* [Exercise aim]
What follows are records. Restate all of them word for word.

* [Record set]
>> START
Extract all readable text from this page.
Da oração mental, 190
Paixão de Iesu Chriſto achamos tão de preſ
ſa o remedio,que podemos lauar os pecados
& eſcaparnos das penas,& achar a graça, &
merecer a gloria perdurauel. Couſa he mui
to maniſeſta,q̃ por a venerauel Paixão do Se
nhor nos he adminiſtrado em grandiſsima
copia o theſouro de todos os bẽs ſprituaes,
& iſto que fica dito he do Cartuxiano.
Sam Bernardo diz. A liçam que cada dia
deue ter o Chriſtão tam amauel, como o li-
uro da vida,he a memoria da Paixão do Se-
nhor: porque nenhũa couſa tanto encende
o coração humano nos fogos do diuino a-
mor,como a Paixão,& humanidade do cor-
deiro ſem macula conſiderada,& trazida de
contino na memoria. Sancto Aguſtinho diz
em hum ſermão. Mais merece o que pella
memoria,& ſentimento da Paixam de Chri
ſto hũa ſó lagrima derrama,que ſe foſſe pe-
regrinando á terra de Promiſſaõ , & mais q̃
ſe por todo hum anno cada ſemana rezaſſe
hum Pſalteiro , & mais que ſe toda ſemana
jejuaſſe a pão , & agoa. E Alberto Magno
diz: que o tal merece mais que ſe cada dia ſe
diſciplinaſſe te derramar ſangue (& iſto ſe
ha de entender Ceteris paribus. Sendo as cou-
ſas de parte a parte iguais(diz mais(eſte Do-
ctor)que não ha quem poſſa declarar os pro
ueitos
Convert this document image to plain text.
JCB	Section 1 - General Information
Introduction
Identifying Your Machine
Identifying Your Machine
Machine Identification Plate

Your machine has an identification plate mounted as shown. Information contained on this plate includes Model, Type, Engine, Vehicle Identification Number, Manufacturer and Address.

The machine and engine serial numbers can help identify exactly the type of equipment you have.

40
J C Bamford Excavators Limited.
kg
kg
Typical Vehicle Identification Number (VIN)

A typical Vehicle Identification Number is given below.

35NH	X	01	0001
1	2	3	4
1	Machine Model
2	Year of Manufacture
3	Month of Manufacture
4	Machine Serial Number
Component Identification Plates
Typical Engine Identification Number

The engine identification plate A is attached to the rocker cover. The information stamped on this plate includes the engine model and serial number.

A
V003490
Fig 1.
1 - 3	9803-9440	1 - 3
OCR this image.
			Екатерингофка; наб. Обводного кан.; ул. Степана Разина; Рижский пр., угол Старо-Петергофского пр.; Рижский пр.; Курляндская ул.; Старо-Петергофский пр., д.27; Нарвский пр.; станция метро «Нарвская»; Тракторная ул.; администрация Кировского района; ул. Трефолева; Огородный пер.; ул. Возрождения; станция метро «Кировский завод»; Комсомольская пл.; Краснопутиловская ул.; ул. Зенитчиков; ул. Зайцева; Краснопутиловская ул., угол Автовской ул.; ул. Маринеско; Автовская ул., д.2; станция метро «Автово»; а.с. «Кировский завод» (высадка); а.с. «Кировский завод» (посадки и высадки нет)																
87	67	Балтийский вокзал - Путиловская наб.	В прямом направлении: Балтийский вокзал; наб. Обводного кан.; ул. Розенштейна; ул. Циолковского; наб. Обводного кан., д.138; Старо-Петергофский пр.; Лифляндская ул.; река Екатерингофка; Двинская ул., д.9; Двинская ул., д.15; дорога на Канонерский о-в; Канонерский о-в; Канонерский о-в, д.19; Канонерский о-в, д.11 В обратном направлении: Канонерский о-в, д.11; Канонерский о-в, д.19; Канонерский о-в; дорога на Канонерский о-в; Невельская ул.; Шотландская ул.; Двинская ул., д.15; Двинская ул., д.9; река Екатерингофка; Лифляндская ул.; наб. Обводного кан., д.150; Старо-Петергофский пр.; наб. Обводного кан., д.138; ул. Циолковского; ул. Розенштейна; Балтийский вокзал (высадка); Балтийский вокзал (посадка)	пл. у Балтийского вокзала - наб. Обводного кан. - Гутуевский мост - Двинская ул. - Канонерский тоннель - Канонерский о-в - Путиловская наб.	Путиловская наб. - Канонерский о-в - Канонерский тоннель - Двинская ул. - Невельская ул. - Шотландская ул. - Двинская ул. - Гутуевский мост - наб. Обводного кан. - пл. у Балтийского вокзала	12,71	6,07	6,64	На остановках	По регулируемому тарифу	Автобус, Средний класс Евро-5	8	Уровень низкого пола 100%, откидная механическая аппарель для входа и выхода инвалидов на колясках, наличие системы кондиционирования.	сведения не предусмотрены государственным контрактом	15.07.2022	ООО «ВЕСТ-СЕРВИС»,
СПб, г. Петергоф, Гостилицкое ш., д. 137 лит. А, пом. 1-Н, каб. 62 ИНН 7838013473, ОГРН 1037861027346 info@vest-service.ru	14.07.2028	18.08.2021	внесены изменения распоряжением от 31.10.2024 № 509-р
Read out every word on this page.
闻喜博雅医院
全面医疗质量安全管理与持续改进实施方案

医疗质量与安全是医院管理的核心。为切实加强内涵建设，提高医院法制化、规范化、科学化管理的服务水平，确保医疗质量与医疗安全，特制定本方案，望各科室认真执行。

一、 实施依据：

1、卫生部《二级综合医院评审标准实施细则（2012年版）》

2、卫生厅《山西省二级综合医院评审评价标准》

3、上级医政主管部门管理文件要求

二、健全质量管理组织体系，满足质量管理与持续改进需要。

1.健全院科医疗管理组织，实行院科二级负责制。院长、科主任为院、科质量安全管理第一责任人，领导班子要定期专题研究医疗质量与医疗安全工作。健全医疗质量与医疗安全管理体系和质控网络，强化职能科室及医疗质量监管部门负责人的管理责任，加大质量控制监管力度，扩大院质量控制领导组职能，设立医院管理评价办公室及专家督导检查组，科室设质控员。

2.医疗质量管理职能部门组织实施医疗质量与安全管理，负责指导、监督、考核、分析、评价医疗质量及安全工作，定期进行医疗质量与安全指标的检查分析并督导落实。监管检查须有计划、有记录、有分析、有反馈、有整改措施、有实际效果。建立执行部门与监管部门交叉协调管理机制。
>> END
* [Solution to this problem]
Extract all readable text from this page.
Da oração mental, 190
Paixão de Iesu Chriſto achamos tão de preſ
ſa o remedio,que podemos lauar os pecados
& eſcaparnos das penas,& achar a graça, &
merecer a gloria perdurauel. Couſa he mui
to maniſeſta,q̃ por a venerauel Paixão do Se
nhor nos he adminiſtrado em grandiſsima
copia o theſouro de todos os bẽs ſprituaes,
& iſto que fica dito he do Cartuxiano.
Sam Bernardo diz. A liçam que cada dia
deue ter o Chriſtão tam amauel, como o li-
uro da vida,he a memoria da Paixão do Se-
nhor: porque nenhũa couſa tanto encende
o coração humano nos fogos do diuino a-
mor,como a Paixão,& humanidade do cor-
deiro ſem macula conſiderada,& trazida de
contino na memoria. Sancto Aguſtinho diz
em hum ſermão. Mais merece o que pella
memoria,& ſentimento da Paixam de Chri
ſto hũa ſó lagrima derrama,que ſe foſſe pe-
regrinando á terra de Promiſſaõ , & mais q̃
ſe por todo hum anno cada ſemana rezaſſe
hum Pſalteiro , & mais que ſe toda ſemana
jejuaſſe a pão , & agoa. E Alberto Magno
diz: que o tal merece mais que ſe cada dia ſe
diſciplinaſſe te derramar ſangue (& iſto ſe
ha de entender Ceteris paribus. Sendo as cou-
ſas de parte a parte iguais(diz mais(eſte Do-
ctor)que não ha quem poſſa declarar os pro
ueitos
Convert this document image to plain text.
JCB	Section 1 - General Information
Introduction
Identifying Your Machine
Identifying Your Machine
Machine Identification Plate

Your machine has an identification plate mounted as shown. Information contained on this plate includes Model, Type, Engine, Vehicle Identification Number, Manufacturer and Address.

The machine and engine serial numbers can help identify exactly the type of equipment you have.

40
J C Bamford Excavators Limited.
kg
kg
Typical Vehicle Identification Number (VIN)

A typical Vehicle Identification Number is given below.

35NH	X	01	0001
1	2	3	4
1	Machine Model
2	Year of Manufacture
3	Month of Manufacture
4	Machine Serial Number
Component Identification Plates
Typical Engine Identification Number

The engine identification plate A is attached to the rocker cover. The information stamped on this plate includes the engine model and serial number.

A
V003490
Fig 1.
1 - 3	9803-9440	1 - 3
OCR this image.
			Екатерингофка; наб. Обводного кан.; ул. Степана Разина; Рижский пр., угол Старо-Петергофского пр.; Рижский пр.; Курляндская ул.; Старо-Петергофский пр., д.27; Нарвский пр.; станция метро «Нарвская»; Тракторная ул.; администрация Кировского района; ул. Трефолева; Огородный пер.; ул. Возрождения; станция метро «Кировский завод»; Комсомольская пл.; Краснопутиловская ул.; ул. Зенитчиков; ул. Зайцева; Краснопутиловская ул., угол Автовской ул.; ул. Маринеско; Автовская ул., д.2; станция метро «Автово»; а.с. «Кировский завод» (высадка); а.с. «Кировский завод» (посадки и высадки нет)																
87	67	Балтийский вокзал - Путиловская наб.	В прямом направлении: Балтийский вокзал; наб. Обводного кан.; ул. Розенштейна; ул. Циолковского; наб. Обводного кан., д.138; Старо-Петергофский пр.; Лифляндская ул.; река Екатерингофка; Двинская ул., д.9; Двинская ул., д.15; дорога на Канонерский о-в; Канонерский о-в; Канонерский о-в, д.19; Канонерский о-в, д.11 В обратном направлении: Канонерский о-в, д.11; Канонерский о-в, д.19; Канонерский о-в; дорога на Канонерский о-в; Невельская ул.; Шотландская ул.; Двинская ул., д.15; Двинская ул., д.9; река Екатерингофка; Лифляндская ул.; наб. Обводного кан., д.150; Старо-Петергофский пр.; наб. Обводного кан., д.138; ул. Циолковского; ул. Розенштейна; Балтийский вокзал (высадка); Балтийский вокзал (посадка)	пл. у Балтийского вокзала - наб. Обводного кан. - Гутуевский мост - Двинская ул. - Канонерский тоннель - Канонерский о-в - Путиловская наб.	Путиловская наб. - Канонерский о-в - Канонерский тоннель - Двинская ул. - Невельская ул. - Шотландская ул. - Двинская ул. - Гутуевский мост - наб. Обводного кан. - пл. у Балтийского вокзала	12,71	6,07	6,64	На остановках	По регулируемому тарифу	Автобус, Средний класс Евро-5	8	Уровень низкого пола 100%, откидная механическая аппарель для входа и выхода инвалидов на колясках, наличие системы кондиционирования.	сведения не предусмотрены государственным контрактом	15.07.2022	ООО «ВЕСТ-СЕРВИС»,
СПб, г. Петергоф, Гостилицкое ш., д. 137 лит. А, пом. 1-Н, каб. 62 ИНН 7838013473, ОГРН 1037861027346 info@vest-service.ru	14.07.2028	18.08.2021	внесены изменения распоряжением от 31.10.2024 № 509-р
Read out every word on this page.
闻喜博雅医院
全面医疗质量安全管理与持续改进实施方案

医疗质量与安全是医院管理的核心。为切实加强内涵建设，提高医院法制化、规范化、科学化管理的服务水平，确保医疗质量与医疗安全，特制定本方案，望各科室认真执行。

一、 实施依据：

1、卫生部《二级综合医院评审标准实施细则（2012年版）》

2、卫生厅《山西省二级综合医院评审评价标准》

3、上级医政主管部门管理文件要求

二、健全质量管理组织体系，满足质量管理与持续改进需要。

1.健全院科医疗管理组织，实行院科二级负责制。院长、科主任为院、科质量安全管理第一责任人，领导班子要定期专题研究医疗质量与医疗安全工作。健全医疗质量与医疗安全管理体系和质控网络，强化职能科室及医疗质量监管部门负责人的管理责任，加大质量控制监管力度，扩大院质量控制领导组职能，设立医院管理评价办公室及专家督导检查组，科室设质控员。

2.医疗质量管理职能部门组织实施医疗质量与安全管理，负责指导、监督、考核、分析、评价医疗质量及安全工作，定期进行医疗质量与安全指标的检查分析并督导落实。监管检查须有计划、有记录、有分析、有反馈、有整改措施、有实际效果。建立执行部门与监管部门交叉协调管理机制。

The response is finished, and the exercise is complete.